What to do:
Restate the full listing word for word and leave the pictures out.

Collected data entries
--------------------

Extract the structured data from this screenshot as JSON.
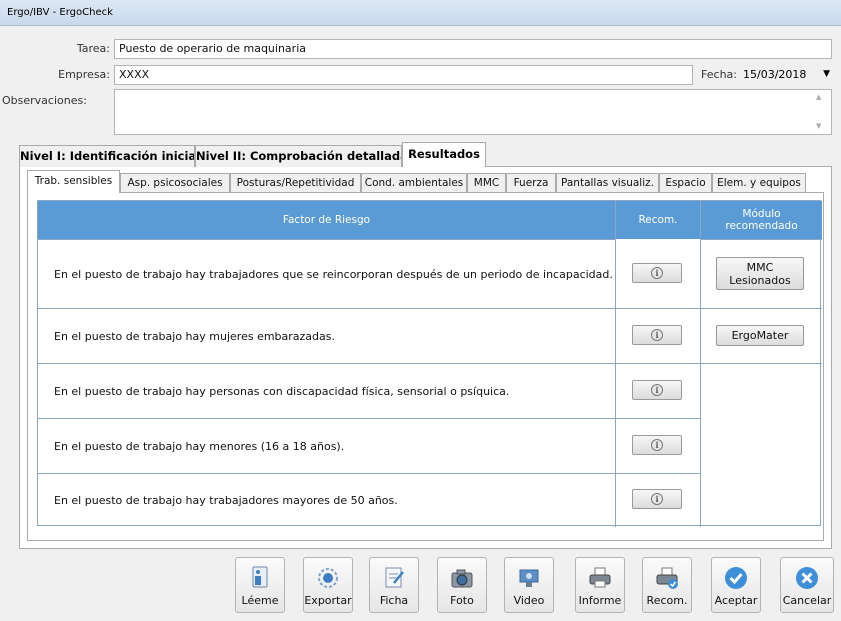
{
  "window": {
    "title": "Ergo/IBV - ErgoCheck"
  },
  "form": {
    "tarea_label": "Tarea:",
    "tarea_value": "Puesto de operario de maquinaria",
    "empresa_label": "Empresa:",
    "empresa_value": "XXXX",
    "fecha_label": "Fecha:",
    "fecha_value": "15/03/2018",
    "observaciones_label": "Observaciones:",
    "observaciones_value": ""
  },
  "outer_tabs": [
    {
      "label": "Nivel I: Identificación inicial"
    },
    {
      "label": "Nivel II: Comprobación detallada"
    },
    {
      "label": "Resultados"
    }
  ],
  "inner_tabs": [
    {
      "label": "Trab. sensibles"
    },
    {
      "label": "Asp. psicosociales"
    },
    {
      "label": "Posturas/Repetitividad"
    },
    {
      "label": "Cond. ambientales"
    },
    {
      "label": "MMC"
    },
    {
      "label": "Fuerza"
    },
    {
      "label": "Pantallas visualiz."
    },
    {
      "label": "Espacio"
    },
    {
      "label": "Elem. y equipos"
    }
  ],
  "table": {
    "headers": {
      "factor": "Factor de Riesgo",
      "recom": "Recom.",
      "modulo": "Módulo recomendado"
    },
    "rows": [
      {
        "text": "En el puesto de trabajo hay trabajadores que se reincorporan después de un periodo de incapacidad."
      },
      {
        "text": "En el puesto de trabajo hay mujeres embarazadas."
      },
      {
        "text": "En el puesto de trabajo hay personas con discapacidad física, sensorial o psíquica."
      },
      {
        "text": "En el puesto de trabajo hay menores (16 a 18 años)."
      },
      {
        "text": "En el puesto de trabajo hay trabajadores mayores de 50 años."
      }
    ],
    "modules": {
      "mmc_lesionados": "MMC Lesionados",
      "ergomater": "ErgoMater"
    }
  },
  "toolbar": {
    "leeme": "Léeme",
    "exportar": "Exportar",
    "ficha": "Ficha",
    "foto": "Foto",
    "video": "Video",
    "informe": "Informe",
    "recom": "Recom.",
    "aceptar": "Aceptar",
    "cancelar": "Cancelar"
  },
  "colors": {
    "header_bg": "#5b9bd5",
    "grid_line": "#8aa7c8",
    "accept": "#3c8fd8"
  }
}
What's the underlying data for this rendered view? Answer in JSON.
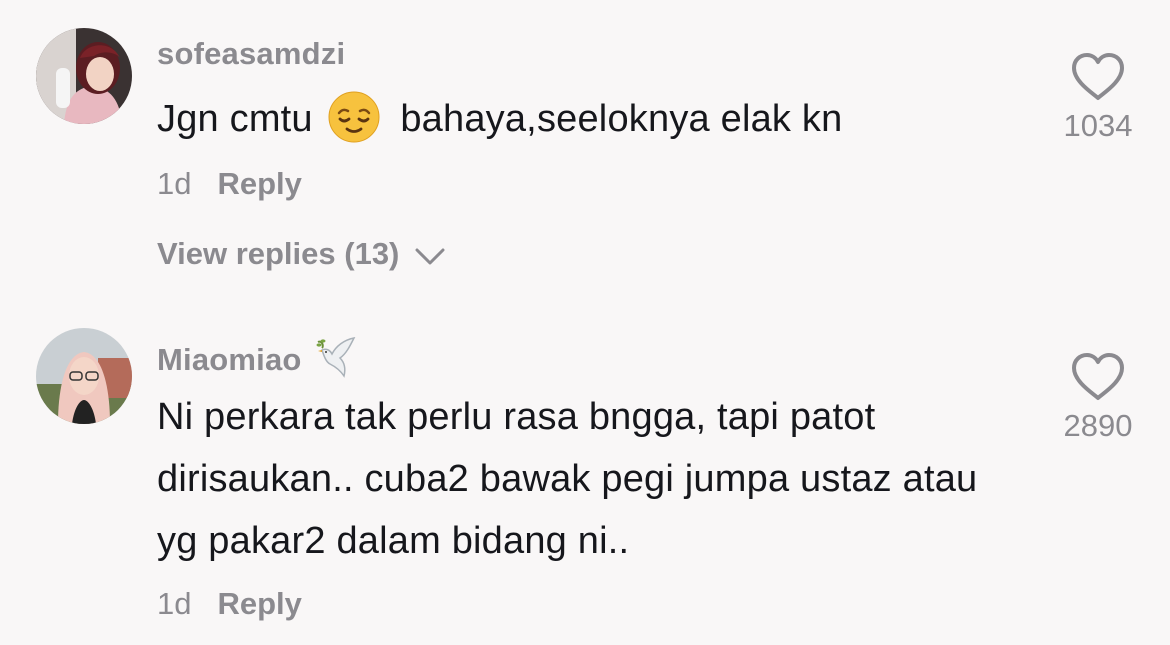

--------------------

Output of the exercise:
Extract the structured data from this screenshot as JSON.
{
  "window": {
    "title": "Ergo/IBV - ErgoCheck"
  },
  "form": {
    "tarea_label": "Tarea:",
    "tarea_value": "Puesto de operario de maquinaria",
    "empresa_label": "Empresa:",
    "empresa_value": "XXXX",
    "fecha_label": "Fecha:",
    "fecha_value": "15/03/2018",
    "observaciones_label": "Observaciones:",
    "observaciones_value": ""
  },
  "outer_tabs": [
    {
      "label": "Nivel I: Identificación inicial"
    },
    {
      "label": "Nivel II: Comprobación detallada"
    },
    {
      "label": "Resultados"
    }
  ],
  "inner_tabs": [
    {
      "label": "Trab. sensibles"
    },
    {
      "label": "Asp. psicosociales"
    },
    {
      "label": "Posturas/Repetitividad"
    },
    {
      "label": "Cond. ambientales"
    },
    {
      "label": "MMC"
    },
    {
      "label": "Fuerza"
    },
    {
      "label": "Pantallas visualiz."
    },
    {
      "label": "Espacio"
    },
    {
      "label": "Elem. y equipos"
    }
  ],
  "table": {
    "headers": {
      "factor": "Factor de Riesgo",
      "recom": "Recom.",
      "modulo": "Módulo recomendado"
    },
    "rows": [
      {
        "text": "En el puesto de trabajo hay trabajadores que se reincorporan después de un periodo de incapacidad."
      },
      {
        "text": "En el puesto de trabajo hay mujeres embarazadas."
      },
      {
        "text": "En el puesto de trabajo hay personas con discapacidad física, sensorial o psíquica."
      },
      {
        "text": "En el puesto de trabajo hay menores (16 a 18 años)."
      },
      {
        "text": "En el puesto de trabajo hay trabajadores mayores de 50 años."
      }
    ],
    "modules": {
      "mmc_lesionados": "MMC Lesionados",
      "ergomater": "ErgoMater"
    }
  },
  "toolbar": {
    "leeme": "Léeme",
    "exportar": "Exportar",
    "ficha": "Ficha",
    "foto": "Foto",
    "video": "Video",
    "informe": "Informe",
    "recom": "Recom.",
    "aceptar": "Aceptar",
    "cancelar": "Cancelar"
  },
  "colors": {
    "header_bg": "#5b9bd5",
    "grid_line": "#8aa7c8",
    "accept": "#3c8fd8"
  }
}
What's the underlying data for this rendered view? Answer in JSON.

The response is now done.